> DIRECTION: Filter the records for lines holding the string "name".

_ _ _ _ _

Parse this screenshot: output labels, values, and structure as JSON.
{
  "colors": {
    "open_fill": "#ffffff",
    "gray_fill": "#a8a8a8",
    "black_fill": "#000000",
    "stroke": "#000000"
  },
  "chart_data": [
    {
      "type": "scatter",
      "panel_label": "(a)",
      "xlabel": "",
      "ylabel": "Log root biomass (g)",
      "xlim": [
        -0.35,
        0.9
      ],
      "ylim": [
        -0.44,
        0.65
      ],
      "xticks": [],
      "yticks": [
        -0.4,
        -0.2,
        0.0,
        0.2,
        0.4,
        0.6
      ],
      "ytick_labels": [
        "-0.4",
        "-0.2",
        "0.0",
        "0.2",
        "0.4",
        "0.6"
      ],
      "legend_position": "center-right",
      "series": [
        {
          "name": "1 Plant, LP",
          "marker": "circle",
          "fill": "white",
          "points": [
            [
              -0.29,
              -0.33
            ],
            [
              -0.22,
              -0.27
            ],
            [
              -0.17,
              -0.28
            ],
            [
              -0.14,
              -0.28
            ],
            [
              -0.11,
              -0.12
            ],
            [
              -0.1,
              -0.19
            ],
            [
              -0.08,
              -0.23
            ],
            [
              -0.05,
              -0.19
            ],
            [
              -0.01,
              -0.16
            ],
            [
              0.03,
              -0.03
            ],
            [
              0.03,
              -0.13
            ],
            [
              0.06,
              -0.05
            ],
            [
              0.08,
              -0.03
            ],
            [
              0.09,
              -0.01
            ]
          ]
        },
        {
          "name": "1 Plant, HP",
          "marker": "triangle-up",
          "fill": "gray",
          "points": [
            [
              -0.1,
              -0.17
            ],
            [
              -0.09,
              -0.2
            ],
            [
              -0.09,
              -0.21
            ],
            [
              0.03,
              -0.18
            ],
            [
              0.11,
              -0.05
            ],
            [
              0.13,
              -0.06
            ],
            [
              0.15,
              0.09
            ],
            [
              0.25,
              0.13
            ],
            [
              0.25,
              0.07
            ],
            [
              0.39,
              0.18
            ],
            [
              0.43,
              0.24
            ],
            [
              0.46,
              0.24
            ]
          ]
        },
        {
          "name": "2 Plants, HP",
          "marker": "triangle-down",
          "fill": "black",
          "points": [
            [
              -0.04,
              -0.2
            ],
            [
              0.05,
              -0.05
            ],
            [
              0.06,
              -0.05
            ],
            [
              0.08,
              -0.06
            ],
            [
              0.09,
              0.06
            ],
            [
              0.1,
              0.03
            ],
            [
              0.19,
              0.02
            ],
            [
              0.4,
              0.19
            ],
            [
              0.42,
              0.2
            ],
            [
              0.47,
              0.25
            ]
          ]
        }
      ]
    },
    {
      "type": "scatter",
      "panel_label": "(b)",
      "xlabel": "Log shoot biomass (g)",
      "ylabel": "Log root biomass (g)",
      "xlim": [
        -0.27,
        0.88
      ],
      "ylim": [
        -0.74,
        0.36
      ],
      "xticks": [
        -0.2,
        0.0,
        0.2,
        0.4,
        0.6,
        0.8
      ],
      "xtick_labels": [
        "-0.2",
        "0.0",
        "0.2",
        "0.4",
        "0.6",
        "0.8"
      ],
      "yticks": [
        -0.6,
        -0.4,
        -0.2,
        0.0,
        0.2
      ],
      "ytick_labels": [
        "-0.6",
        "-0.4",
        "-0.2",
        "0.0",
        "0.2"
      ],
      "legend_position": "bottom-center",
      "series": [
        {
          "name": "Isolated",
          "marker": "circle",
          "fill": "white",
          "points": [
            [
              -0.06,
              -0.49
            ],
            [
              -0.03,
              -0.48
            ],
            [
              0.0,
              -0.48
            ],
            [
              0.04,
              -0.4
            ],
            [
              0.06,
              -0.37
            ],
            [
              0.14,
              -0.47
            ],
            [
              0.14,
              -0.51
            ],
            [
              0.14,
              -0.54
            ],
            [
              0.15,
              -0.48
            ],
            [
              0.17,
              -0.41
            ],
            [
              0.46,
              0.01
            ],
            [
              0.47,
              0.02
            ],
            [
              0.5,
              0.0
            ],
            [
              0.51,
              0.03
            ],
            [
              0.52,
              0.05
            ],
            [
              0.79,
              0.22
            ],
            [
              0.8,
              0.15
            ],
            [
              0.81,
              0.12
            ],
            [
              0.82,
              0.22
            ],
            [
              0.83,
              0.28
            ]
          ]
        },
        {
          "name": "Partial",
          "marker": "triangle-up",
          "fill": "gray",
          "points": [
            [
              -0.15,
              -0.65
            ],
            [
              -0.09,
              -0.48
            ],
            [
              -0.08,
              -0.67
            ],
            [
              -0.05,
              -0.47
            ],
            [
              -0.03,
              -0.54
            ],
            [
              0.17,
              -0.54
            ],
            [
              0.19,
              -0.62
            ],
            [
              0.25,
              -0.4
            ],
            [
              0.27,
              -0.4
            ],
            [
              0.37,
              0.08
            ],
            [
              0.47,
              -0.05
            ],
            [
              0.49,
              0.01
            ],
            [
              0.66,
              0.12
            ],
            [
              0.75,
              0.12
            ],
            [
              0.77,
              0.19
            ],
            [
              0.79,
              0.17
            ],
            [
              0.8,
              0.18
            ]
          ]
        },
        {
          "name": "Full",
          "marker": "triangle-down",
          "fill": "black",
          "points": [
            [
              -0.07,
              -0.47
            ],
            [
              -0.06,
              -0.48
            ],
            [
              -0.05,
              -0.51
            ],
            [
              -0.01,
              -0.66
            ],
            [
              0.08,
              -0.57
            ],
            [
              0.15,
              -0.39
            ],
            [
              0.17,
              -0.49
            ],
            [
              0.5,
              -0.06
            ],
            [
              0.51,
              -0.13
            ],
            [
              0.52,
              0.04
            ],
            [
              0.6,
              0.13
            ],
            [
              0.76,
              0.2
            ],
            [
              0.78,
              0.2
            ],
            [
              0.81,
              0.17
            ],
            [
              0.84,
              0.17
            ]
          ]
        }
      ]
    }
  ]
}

_ _ _ _ _

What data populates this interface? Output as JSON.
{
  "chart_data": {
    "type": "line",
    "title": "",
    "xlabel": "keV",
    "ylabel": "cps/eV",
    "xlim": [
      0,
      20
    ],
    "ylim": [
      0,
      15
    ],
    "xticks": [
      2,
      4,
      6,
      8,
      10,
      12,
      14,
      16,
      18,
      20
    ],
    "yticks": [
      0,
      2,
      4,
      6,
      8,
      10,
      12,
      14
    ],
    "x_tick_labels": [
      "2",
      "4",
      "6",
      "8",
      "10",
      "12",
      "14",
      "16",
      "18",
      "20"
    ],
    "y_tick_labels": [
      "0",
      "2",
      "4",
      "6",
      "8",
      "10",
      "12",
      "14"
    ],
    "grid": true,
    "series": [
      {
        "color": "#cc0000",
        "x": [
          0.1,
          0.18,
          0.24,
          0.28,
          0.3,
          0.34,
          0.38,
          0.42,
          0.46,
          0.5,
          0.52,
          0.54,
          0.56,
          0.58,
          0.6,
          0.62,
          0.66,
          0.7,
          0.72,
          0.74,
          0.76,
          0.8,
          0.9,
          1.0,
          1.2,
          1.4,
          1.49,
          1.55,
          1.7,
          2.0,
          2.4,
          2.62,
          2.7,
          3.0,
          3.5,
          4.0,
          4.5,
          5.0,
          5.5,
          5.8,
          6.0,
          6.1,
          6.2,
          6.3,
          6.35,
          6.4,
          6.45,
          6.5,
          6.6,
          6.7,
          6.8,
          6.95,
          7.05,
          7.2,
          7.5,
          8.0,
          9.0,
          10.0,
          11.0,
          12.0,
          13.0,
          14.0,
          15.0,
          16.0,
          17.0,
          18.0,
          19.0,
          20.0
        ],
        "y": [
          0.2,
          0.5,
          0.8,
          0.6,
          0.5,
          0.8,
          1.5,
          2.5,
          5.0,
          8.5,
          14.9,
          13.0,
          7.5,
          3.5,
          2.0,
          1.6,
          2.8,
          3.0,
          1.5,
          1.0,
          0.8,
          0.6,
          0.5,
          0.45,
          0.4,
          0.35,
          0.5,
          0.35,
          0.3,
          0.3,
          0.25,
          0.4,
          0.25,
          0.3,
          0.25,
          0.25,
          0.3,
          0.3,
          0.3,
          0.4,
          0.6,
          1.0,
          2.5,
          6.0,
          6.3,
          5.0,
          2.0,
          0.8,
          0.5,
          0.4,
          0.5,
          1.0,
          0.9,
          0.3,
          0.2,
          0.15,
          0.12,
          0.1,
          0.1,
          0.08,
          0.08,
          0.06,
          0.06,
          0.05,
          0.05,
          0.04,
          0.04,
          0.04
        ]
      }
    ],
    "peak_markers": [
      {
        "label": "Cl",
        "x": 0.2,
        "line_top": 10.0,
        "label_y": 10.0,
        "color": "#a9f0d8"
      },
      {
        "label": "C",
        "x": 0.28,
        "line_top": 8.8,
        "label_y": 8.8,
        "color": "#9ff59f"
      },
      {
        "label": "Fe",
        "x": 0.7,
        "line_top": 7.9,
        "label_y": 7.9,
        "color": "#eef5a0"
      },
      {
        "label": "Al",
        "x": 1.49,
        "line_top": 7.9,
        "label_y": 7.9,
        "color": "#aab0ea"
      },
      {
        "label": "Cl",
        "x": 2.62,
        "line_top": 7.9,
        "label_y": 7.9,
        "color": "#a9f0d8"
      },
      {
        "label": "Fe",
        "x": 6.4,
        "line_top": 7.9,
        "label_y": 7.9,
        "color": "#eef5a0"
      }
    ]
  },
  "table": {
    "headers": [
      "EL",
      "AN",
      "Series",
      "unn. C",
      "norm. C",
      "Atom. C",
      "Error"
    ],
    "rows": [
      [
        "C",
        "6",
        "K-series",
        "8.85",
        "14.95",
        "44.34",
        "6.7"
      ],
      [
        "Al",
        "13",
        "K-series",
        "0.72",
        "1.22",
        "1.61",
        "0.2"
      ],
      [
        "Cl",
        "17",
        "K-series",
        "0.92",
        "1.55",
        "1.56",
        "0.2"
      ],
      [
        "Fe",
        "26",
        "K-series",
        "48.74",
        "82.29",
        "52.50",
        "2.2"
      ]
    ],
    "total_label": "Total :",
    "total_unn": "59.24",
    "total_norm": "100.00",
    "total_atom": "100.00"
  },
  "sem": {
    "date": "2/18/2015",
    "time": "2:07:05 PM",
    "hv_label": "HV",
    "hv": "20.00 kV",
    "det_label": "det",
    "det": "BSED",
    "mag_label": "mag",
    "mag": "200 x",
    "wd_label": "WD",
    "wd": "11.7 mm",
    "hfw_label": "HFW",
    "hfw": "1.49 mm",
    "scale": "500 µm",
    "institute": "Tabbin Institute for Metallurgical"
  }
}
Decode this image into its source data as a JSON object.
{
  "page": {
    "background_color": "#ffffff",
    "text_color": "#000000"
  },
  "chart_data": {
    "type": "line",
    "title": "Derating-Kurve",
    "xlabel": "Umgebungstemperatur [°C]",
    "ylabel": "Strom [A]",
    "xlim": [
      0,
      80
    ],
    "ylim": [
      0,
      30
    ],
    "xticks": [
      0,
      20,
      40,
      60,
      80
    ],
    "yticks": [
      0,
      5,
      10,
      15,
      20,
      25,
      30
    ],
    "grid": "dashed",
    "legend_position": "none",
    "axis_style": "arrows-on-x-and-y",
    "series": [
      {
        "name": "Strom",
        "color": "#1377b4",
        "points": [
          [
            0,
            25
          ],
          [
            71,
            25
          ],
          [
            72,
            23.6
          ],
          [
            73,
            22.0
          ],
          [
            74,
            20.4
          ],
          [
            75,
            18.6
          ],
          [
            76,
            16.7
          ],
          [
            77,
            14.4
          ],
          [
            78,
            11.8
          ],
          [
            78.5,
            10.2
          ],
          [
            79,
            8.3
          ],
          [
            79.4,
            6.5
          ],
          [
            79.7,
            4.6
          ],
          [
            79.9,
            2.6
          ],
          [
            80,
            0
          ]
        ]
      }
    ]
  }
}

_ _ _ _ _

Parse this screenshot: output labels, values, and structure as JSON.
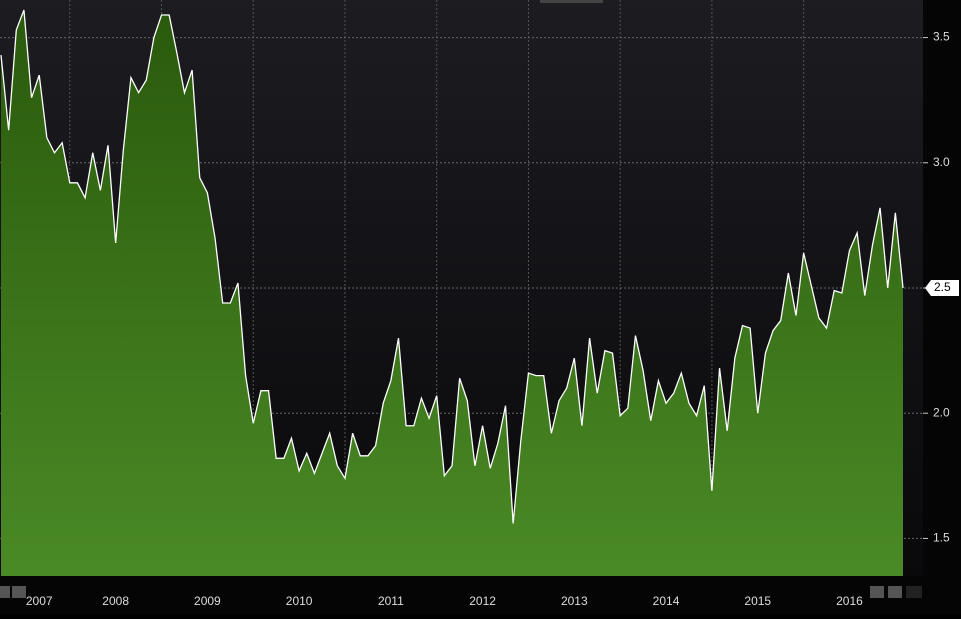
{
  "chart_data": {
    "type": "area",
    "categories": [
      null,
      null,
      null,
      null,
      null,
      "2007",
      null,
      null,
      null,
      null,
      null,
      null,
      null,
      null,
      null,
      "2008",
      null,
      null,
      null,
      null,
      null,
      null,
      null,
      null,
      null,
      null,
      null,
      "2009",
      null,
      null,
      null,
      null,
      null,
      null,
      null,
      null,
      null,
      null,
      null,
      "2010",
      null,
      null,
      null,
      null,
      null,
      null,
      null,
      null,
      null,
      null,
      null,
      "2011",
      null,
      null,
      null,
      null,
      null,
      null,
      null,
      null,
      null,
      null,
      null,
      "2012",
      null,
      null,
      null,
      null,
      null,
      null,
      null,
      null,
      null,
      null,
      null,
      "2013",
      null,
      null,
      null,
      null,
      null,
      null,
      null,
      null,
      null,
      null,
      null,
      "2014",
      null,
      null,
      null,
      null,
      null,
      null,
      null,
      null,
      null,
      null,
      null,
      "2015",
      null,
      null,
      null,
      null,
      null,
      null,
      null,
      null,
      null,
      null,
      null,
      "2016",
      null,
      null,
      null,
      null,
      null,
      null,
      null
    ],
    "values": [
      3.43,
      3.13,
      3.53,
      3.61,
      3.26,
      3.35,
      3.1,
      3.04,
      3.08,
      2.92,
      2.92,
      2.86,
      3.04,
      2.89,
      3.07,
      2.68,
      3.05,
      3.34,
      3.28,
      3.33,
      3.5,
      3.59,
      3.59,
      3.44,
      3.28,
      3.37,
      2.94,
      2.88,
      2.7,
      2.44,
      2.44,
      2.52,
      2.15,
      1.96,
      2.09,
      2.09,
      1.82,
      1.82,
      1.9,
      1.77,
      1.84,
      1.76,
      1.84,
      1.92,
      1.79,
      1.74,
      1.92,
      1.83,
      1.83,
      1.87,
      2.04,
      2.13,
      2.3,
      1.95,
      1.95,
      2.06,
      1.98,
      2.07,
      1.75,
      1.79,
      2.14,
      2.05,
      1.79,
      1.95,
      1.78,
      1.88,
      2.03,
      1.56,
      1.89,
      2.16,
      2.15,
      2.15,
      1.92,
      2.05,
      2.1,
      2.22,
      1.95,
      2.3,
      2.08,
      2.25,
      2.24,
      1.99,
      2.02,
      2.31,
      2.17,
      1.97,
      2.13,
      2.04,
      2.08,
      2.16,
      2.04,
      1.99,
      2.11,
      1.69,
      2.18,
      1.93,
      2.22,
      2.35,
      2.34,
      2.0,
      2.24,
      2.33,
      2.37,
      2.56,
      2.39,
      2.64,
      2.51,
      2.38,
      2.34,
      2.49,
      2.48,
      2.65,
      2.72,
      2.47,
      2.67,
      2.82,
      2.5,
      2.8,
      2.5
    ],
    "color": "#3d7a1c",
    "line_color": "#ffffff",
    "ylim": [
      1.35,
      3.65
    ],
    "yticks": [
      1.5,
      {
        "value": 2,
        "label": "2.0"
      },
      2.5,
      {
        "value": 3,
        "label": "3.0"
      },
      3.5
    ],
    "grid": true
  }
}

_ _ _ _ _

> RESPONSE FOR THIS EXERCISE:
          "name": "1 Plant, LP",
          "name": "1 Plant, HP",
          "name": "2 Plants, HP",
          "name": "Isolated",
          "name": "Partial",
          "name": "Full",
        "name": "Strom",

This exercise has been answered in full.